» **Short exercise**
In the entries that follow, how many lines hold the string "Dimethicone"? Give only that number.

[start]

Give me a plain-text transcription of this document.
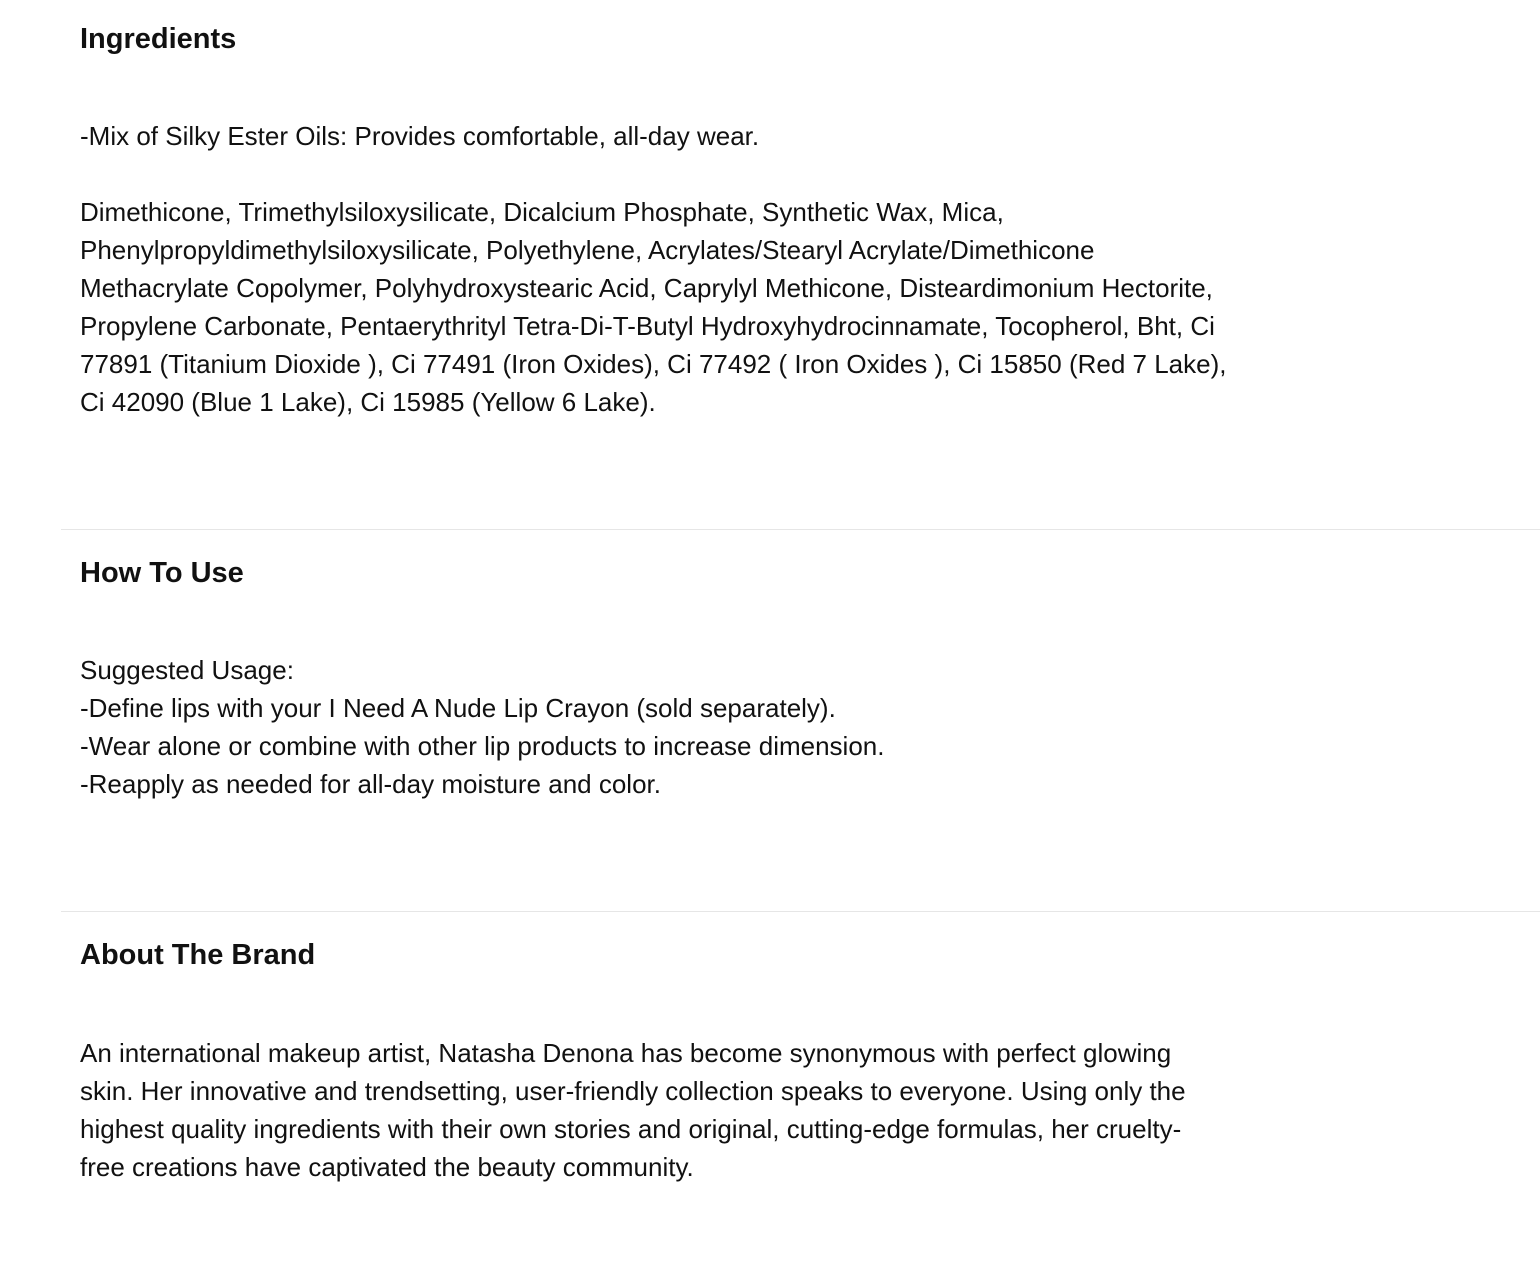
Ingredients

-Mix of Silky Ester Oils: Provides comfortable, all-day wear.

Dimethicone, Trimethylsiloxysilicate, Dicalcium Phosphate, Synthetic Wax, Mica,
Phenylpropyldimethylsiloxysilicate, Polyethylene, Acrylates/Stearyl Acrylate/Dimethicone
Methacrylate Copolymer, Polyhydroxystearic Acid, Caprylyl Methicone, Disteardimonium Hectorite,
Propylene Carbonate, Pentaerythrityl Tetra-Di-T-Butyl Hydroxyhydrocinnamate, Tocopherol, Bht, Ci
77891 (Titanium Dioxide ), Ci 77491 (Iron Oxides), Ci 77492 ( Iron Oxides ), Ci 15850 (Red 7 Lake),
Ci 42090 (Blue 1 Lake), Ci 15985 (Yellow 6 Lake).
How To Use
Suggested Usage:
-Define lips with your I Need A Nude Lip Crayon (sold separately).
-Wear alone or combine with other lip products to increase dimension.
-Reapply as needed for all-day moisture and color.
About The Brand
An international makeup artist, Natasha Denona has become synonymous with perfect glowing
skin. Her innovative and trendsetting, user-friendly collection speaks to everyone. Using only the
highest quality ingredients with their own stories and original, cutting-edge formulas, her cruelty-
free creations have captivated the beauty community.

[end]

» **The output**
2